[DESCRIPTION OF THE TASK]: Reproduce every record below exactly as written, leaving out any pictures.

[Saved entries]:
___

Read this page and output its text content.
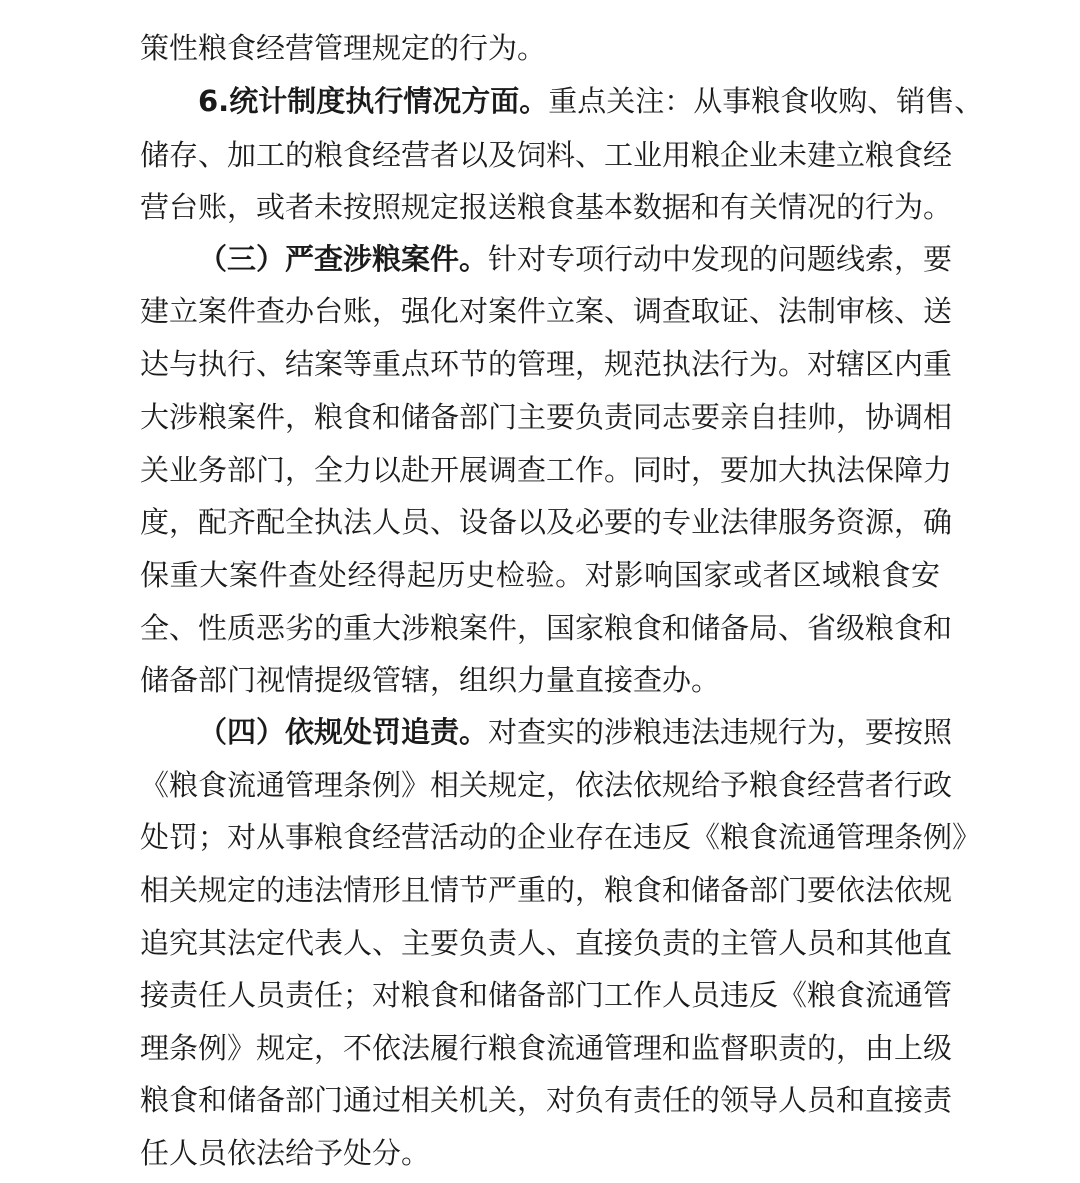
策性粮食经营管理规定的行为。
6.统计制度执行情况方面。重点关注：从事粮食收购、销售、
储存、加工的粮食经营者以及饲料、工业用粮企业未建立粮食经
营台账，或者未按照规定报送粮食基本数据和有关情况的行为。
（三）严查涉粮案件。针对专项行动中发现的问题线索，要
建立案件查办台账，强化对案件立案、调查取证、法制审核、送
达与执行、结案等重点环节的管理，规范执法行为。对辖区内重
大涉粮案件，粮食和储备部门主要负责同志要亲自挂帅，协调相
关业务部门，全力以赴开展调查工作。同时，要加大执法保障力
度，配齐配全执法人员、设备以及必要的专业法律服务资源，确
保重大案件查处经得起历史检验。对影响国家或者区域粮食安
全、性质恶劣的重大涉粮案件，国家粮食和储备局、省级粮食和
储备部门视情提级管辖，组织力量直接查办。
（四）依规处罚追责。对查实的涉粮违法违规行为，要按照
《粮食流通管理条例》相关规定，依法依规给予粮食经营者行政
处罚；对从事粮食经营活动的企业存在违反《粮食流通管理条例》
相关规定的违法情形且情节严重的，粮食和储备部门要依法依规
追究其法定代表人、主要负责人、直接负责的主管人员和其他直
接责任人员责任；对粮食和储备部门工作人员违反《粮食流通管
理条例》规定，不依法履行粮食流通管理和监督职责的，由上级
粮食和储备部门通过相关机关，对负有责任的领导人员和直接责
任人员依法给予处分。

___

[WRITTEN REPLY]:
Read this page and output its text content.
策性粮食经营管理规定的行为。
6.统计制度执行情况方面。重点关注：从事粮食收购、销售、
储存、加工的粮食经营者以及饲料、工业用粮企业未建立粮食经
营台账，或者未按照规定报送粮食基本数据和有关情况的行为。
（三）严查涉粮案件。针对专项行动中发现的问题线索，要
建立案件查办台账，强化对案件立案、调查取证、法制审核、送
达与执行、结案等重点环节的管理，规范执法行为。对辖区内重
大涉粮案件，粮食和储备部门主要负责同志要亲自挂帅，协调相
关业务部门，全力以赴开展调查工作。同时，要加大执法保障力
度，配齐配全执法人员、设备以及必要的专业法律服务资源，确
保重大案件查处经得起历史检验。对影响国家或者区域粮食安
全、性质恶劣的重大涉粮案件，国家粮食和储备局、省级粮食和
储备部门视情提级管辖，组织力量直接查办。
（四）依规处罚追责。对查实的涉粮违法违规行为，要按照
《粮食流通管理条例》相关规定，依法依规给予粮食经营者行政
处罚；对从事粮食经营活动的企业存在违反《粮食流通管理条例》
相关规定的违法情形且情节严重的，粮食和储备部门要依法依规
追究其法定代表人、主要负责人、直接负责的主管人员和其他直
接责任人员责任；对粮食和储备部门工作人员违反《粮食流通管
理条例》规定，不依法履行粮食流通管理和监督职责的，由上级
粮食和储备部门通过相关机关，对负有责任的领导人员和直接责
任人员依法给予处分。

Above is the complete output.